* Stated task *
Can you write out all of the material below, word for word?

* Data to process *

-- -- --

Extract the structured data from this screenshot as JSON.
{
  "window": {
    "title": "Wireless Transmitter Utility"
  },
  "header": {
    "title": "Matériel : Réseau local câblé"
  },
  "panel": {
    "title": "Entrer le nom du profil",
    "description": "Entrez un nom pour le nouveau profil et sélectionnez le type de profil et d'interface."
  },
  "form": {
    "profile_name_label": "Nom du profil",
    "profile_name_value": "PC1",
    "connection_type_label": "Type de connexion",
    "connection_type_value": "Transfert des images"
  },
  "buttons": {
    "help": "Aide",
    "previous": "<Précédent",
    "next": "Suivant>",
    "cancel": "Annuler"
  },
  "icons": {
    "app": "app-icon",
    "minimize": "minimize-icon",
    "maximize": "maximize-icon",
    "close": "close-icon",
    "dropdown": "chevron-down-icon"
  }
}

-- -- --

* Expected output *
Extract the structured data from this screenshot as JSON.
{
  "window": {
    "title": "Wireless Transmitter Utility"
  },
  "header": {
    "title": "Matériel : Réseau local câblé"
  },
  "panel": {
    "title": "Entrer le nom du profil",
    "description": "Entrez un nom pour le nouveau profil et sélectionnez le type de profil et d'interface."
  },
  "form": {
    "profile_name_label": "Nom du profil",
    "profile_name_value": "PC1",
    "connection_type_label": "Type de connexion",
    "connection_type_value": "Transfert des images"
  },
  "buttons": {
    "help": "Aide",
    "previous": "<Précédent",
    "next": "Suivant>",
    "cancel": "Annuler"
  },
  "icons": {
    "app": "app-icon",
    "minimize": "minimize-icon",
    "maximize": "maximize-icon",
    "close": "close-icon",
    "dropdown": "chevron-down-icon"
  }
}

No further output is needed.